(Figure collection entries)

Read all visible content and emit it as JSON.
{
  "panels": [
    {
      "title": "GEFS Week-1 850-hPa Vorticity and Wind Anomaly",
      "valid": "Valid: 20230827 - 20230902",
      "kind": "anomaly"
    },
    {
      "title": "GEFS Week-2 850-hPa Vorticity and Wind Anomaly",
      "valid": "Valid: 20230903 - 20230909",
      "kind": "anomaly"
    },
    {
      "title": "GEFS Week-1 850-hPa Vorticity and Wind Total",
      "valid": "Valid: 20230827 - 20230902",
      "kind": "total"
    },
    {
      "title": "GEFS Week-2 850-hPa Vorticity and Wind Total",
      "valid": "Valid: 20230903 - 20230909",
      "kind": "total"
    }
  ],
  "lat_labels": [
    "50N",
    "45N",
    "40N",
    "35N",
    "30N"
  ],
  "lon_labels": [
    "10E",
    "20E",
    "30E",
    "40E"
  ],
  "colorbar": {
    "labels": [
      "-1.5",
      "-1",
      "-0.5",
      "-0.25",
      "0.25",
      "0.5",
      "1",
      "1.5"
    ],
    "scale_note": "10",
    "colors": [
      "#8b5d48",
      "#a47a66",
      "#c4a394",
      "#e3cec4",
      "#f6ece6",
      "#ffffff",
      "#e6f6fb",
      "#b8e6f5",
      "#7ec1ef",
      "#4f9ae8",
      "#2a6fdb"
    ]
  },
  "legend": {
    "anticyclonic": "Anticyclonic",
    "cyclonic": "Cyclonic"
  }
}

---

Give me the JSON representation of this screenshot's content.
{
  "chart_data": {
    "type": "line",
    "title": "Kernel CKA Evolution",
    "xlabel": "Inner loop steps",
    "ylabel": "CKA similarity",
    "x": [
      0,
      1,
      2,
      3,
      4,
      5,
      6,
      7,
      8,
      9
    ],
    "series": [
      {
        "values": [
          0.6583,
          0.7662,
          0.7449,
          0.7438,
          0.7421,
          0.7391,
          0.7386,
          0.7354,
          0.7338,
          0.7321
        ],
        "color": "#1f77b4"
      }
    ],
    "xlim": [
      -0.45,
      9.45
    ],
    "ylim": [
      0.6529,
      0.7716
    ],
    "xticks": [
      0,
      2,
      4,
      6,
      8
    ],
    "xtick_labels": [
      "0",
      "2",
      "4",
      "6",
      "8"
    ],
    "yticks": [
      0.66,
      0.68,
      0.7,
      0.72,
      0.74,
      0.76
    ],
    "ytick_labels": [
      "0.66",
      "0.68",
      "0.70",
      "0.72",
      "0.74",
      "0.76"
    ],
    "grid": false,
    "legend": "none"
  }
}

---

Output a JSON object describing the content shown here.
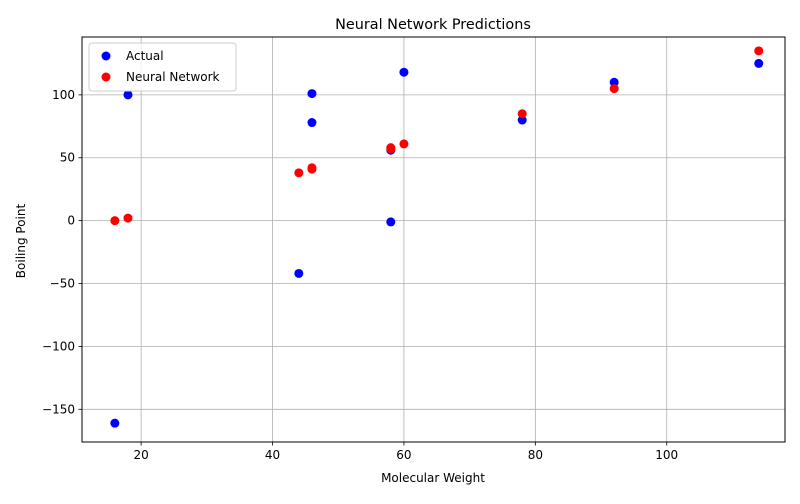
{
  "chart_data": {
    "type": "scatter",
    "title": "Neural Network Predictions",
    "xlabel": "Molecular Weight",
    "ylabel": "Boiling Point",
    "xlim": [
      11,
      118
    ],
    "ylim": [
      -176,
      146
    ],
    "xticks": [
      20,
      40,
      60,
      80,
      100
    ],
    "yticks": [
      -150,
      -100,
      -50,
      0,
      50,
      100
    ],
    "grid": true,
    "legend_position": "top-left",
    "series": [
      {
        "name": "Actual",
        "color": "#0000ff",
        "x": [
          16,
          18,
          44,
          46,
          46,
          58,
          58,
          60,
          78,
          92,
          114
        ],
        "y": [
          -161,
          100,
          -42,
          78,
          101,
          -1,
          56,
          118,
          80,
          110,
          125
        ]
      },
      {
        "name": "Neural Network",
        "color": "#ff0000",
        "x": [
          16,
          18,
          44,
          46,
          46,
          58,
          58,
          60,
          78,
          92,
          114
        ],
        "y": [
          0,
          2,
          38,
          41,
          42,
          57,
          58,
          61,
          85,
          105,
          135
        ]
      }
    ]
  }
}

• **EXERCISE OBJECTIVE**: Search the entries for the word "Wind" and copy every line that has it.

• **COMPLETE RESPONSE**:
      "title": "GEFS Week-1 850-hPa Vorticity and Wind Anomaly",
      "title": "GEFS Week-2 850-hPa Vorticity and Wind Anomaly",
      "title": "GEFS Week-1 850-hPa Vorticity and Wind Total",
      "title": "GEFS Week-2 850-hPa Vorticity and Wind Total",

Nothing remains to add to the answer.